# STATED GOAL
Single out each line with the word "Eficacia" and copy it.

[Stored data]
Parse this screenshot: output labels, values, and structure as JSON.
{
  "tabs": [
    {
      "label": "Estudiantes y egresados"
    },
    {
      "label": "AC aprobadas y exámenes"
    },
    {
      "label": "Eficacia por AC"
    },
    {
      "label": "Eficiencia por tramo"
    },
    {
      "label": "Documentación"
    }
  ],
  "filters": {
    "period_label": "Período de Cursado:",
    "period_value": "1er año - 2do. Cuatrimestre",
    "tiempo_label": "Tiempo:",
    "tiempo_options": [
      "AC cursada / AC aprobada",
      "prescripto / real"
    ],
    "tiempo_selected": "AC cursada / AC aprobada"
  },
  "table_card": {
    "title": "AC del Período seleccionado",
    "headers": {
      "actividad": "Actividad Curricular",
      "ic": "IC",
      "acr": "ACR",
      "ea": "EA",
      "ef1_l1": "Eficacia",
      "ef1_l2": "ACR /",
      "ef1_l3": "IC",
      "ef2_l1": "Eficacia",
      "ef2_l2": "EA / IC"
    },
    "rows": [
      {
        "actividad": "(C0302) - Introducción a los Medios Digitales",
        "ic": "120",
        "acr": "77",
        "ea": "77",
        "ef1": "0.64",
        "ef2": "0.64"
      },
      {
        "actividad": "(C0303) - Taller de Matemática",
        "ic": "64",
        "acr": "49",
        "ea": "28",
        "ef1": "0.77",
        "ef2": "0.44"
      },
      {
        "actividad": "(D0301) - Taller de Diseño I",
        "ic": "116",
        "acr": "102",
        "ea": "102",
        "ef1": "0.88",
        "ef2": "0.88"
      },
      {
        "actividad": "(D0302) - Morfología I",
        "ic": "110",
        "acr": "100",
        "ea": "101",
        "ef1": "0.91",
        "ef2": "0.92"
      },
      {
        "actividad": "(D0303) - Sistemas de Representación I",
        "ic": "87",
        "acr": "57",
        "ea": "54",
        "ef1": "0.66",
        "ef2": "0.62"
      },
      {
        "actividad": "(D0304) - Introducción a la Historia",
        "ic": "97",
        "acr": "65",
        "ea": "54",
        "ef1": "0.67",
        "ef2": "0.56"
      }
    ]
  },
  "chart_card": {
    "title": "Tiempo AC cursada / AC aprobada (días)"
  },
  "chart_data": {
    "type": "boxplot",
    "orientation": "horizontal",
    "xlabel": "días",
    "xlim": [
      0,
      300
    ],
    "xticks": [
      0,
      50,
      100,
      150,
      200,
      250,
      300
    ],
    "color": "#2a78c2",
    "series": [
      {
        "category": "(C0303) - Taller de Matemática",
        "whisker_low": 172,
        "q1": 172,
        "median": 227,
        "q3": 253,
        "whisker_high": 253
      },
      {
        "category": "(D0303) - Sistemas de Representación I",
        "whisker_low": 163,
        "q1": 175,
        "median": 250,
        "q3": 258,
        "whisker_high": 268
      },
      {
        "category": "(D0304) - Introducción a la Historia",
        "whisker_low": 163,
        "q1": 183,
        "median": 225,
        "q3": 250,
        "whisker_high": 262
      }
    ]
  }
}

# FULL ANSWER
      "label": "Eficacia por AC"
      "ef1_l1": "Eficacia",
      "ef2_l1": "Eficacia",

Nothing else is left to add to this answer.